# VORLIEGENDER TEXT
^^^^
Jedes Präfix zirkuliert somit durch die Pools wie folgt:
Pool freier Präfixe --> Pool verwendeter Präfixe --> Quarantäne-Pool --> Pool freier Präfixe …
ENDE der Spekulation
Folgende weitere Anmerkungen sind ebenfalls für die erreichbare Anonymität relevant:
- Da allgemein bekannt ist, dass Telekom an Anschlüssen mit dynamischen IPv6-Adressen /56-Blöcke der Form 2003:wxxx:xxyy:yy00::/56 für die Verwendung im LAN zuteilt, ist es egal, welchen daraus abgeleiteten /64-Präfix man im LAN verwendet, denn jedes mögliche Präfix aus dem Bereich 2003:wxxx:xxyy:yy00::/64 - 2003:wxxx:xxyy:yyff::/64 ist im Internet aufgrund derselben enthaltenen ersten 56 Bits als zum selben Kunden gehörig erkennbar. Router-Lösungen, die regelmäßig die Bits 57-64 im LAN-Präfix ändern (siehe z.B. hier) erhöhen also den Grad der Anonymität nicht und sind im Grunde unsinnig.
- An Telekom-Anschlüsse mit dynamischen IPv6-Adressen führt Telekom keine täglichen Zwangstrennungen mehr durch. Zwangstrennungen, und damit verbunden die Zuteilung neuer IPv6-Präfixe für den Internetanschluss des Routers (/64) und das LAN (/56), erfolgen nur alle 180 Tage. Für die Erreichung eines möglichst hohen Grades an Anonymität ist es deshalb wichtig, selbst eine häufige Trennung der Internet-Verbindung durchzuführen, um z.B. täglich wechselnde IPv6-Präfixe (und eine neue globale IPv4-Adresse am Internetanschluss des Routers) zu erhalten. In einer AVM-FRITZ!Box kann man dies in den Einstellungen unter "Internet | Zugangsdaten | Verbindungseinstellungen ändern | Internetverbindung dauerhaft halten" durch Aktivierung der Option "Zwangstrennung durch den Anbieter …" und Angabe einer Uhrzeit automatisieren.
^^^^
# DATENABSCHNITT

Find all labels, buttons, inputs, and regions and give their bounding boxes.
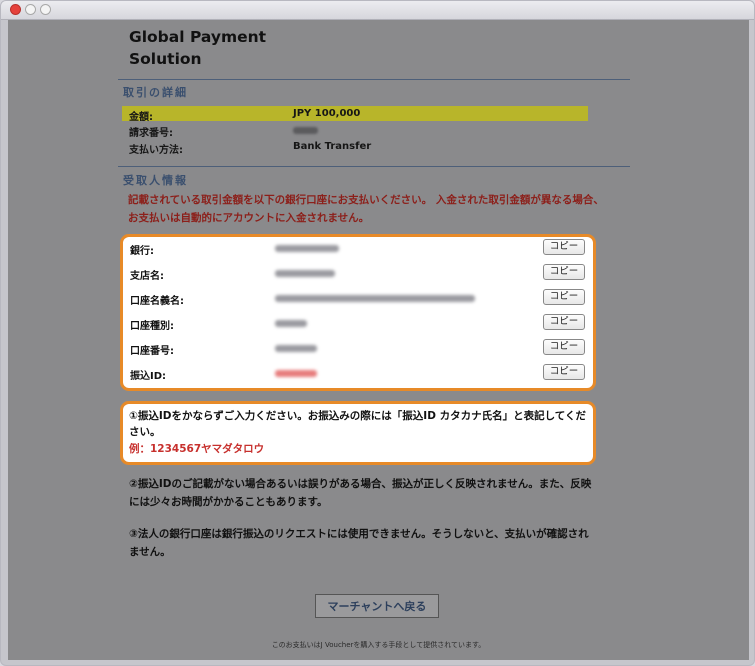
^^^^
# IHRE AUFGABEN
A. Prüfen Sie, ob die folgenden Aussagen mit dem Text über IPv6-Präfixe der Telekom übereinstimmen, und belegen Sie jedes Ja oder Nein mit dem entscheidenden Wortlaut des Textes: (i) Die Telekom führt an Anschlüssen mit dynamischen IPv6-Adressen weiterhin tägliche Zwangstrennungen durch. (ii) Router-Lösungen, die regelmäßig die Bits 57-64 im LAN-Präfix ändern, erhöhen den Grad der Anonymität. (iii) Ein Präfix gelangt aus dem Quarantäne-Pool wieder in den Pool freier Präfixe.
B. In welchem Abstand erfolgen laut dem Text über IPv6-Präfixe der Telekom die Zwangstrennungen?
C. Führen Sie den Text über IPv6-Präfixe der Telekom im Anschluss an seinen letzten Satz weiter.
Für die Bearbeitung wird die Auflistung nicht benötigt.

# ERWARTETE ERGEBNISSE
A.
(i) Nein: „An Telekom-Anschlüsse mit dynamischen IPv6-Adressen führt Telekom keine täglichen Zwangstrennungen mehr durch.“
(ii) Nein: „erhöhen also den Grad der Anonymität nicht und sind im Grunde unsinnig“
(iii) Ja: „Quarantäne-Pool --> Pool freier Präfixe“

B. Nur alle 180 Tage.

C.
- Alle bisherigen Aussagen beziehen sich ausschließlich auf IPv6-Präfixe bis zu einer maximalen Länge von /64. Sie betreffen also nur die ersten 64 Bits einer IPv6-Adresse. Alle Anonymisierungsbemühungen hierfür sind jedoch vergebens, wenn der Kunde für seine im LAN betriebenen Endgeräte die sog. "Privacy Extensions" nicht aktiviert hat. In diesem Fall sind die hinteren 64 Bits der IPv6-Adresse (der sog. "Host-Identifier") eines Endgeräts im LAN des Kunden immer fest und weltweit eindeutig, so dass dieses Endgerät im Internet allein anhand seines Host-Identifiers eindeutig zuordenbar ist, egal welches IPv6-Präfix für die vorderen 64 Bits der IPv6-Adresse des Gerätes verwendet wird, bzw. wie oft dieses wechselt. Mit Aktivierung der "Privacy Extensions" werden für das Gerät zusätzlich zum festen Host-Identifier zufällig gewählte und häufig wechselnde Host-Identifier generiert, und nur diese werden für die Kommunikation mit dem Internet verwendet. Merke: Nur dynamisch wechselnde IPv6-Präfixe und aktivierte Privacy Extensions zusammen ergeben einen gewissen Grad an Anonymität. Nur eine dieser beiden Maßnahmen alleine ist nutzlos.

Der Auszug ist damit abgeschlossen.